Please carry on the UPPMAX course overview below, starting right after its last sentence and ignoring the data that follows it.
━━━━━ Given passage
Overview¶

Goals

See the bigger picture UPPMAX is part of
See other UPPMAX systems
First understanding why Bianca is how she is

Notes for teachers

Teaching goals:

The learners demonstrate to have heard about NAISS
The learners demonstrate to have heard about UPPMAX
The learners demonstrate to have a first understanding why Bianca is like she is

Schedule (45 minutes):

5 minutes: summarize page, start exercise
30 minutes: let learners do exercise
10 minutes: feedback

The bigger picture¶

Here we place UPPMAX within the bigger, national, picture, starting from the biggest source of money for research in Sweden.

Vetenskapsrådet logo

Vetenskapsrådet ('Science counsel', VR) is biggest funder of research in Sweden and funds the national HPC infrastructure.

NAISS logo

The National Academic Infrastructure for Supercomputing in Sweden (NAISS) provides such HPC infrastructure: computing power, storage and data services. Applications for these resources starts at this NAISS page. These resources are physically located in multiple places in Sweden, among other Uppsala.
━━━━━━━━━━
━━━━━ Given records
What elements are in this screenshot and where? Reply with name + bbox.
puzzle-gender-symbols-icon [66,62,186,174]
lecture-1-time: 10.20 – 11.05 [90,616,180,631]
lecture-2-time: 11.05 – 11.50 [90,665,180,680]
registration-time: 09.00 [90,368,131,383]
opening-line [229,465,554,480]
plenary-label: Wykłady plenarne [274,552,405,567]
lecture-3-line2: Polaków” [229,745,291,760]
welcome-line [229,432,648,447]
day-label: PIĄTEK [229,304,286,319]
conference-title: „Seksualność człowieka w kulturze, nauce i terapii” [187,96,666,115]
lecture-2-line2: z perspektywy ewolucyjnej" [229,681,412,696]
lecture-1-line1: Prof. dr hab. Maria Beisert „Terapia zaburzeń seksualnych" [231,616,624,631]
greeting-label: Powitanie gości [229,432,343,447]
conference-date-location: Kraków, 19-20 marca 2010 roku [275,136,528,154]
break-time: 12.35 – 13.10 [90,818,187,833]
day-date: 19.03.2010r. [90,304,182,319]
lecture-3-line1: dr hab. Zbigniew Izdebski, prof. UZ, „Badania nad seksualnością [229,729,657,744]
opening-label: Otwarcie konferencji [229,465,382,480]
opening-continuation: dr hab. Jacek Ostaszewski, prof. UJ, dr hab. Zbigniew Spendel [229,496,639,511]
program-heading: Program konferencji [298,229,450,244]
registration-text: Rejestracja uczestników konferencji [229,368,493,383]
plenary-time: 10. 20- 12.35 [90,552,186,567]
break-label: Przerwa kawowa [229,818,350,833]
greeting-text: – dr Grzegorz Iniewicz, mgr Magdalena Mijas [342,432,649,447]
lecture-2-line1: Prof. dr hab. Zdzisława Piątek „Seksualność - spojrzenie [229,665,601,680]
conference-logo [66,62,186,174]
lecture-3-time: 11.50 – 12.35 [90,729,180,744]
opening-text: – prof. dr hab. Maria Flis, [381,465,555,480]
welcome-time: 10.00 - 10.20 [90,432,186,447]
━━━━━━━━━━
Result of this exercise =
UPPMAX logo

Uppsala Multidisciplinary Center for Advanced Computational Science (UPPMAX = UppMACS) provides the HPC infrastructure that is physically located in Uppsala. Part of this is to provide training and support.

flowchart TD
    HPC_Sweden(HPC in Sweden)
    HPC_others(HPC in other cities)
    HPC_Uppsala(HPC in Uppsala)
    NAISS(NAISS)
    UPPMAX(UPPMAX)
    UU(Uppsala University)
    Users(Users)
    VR(Vetenskapsrådet)

    VR --> |money| HPC_Sweden
    HPC_Sweden -->|done by| NAISS
    NAISS --> |money| HPC_others
    NAISS --> |money| HPC_Uppsala
    HPC_Uppsala -->|done by| UPPMAX
    UU -->|money| HPC_Uppsala
    Users -->|apply for HPC|NAISS

UPPMAX systems¶

Here we place Bianca between the other UPPMAX systems.

There are three types of UPPMAX systems:

Computing systems
Storage systems
Cloud services

UPPMAX computing systems¶

Computing systems allow a user to do heavier computational calculations.

UPPMAX has, among others, the following clusters:

Rackham: regular data, general purpose
Snowy: regular data, long runs and GPU:s
Bianca: for sensitive data, general use
Miarka: for sensitive data, SciLifeLab-only

A technical summary can be found below.

flowchart TD
    UPPMAX(Which UPPMAX cluster?)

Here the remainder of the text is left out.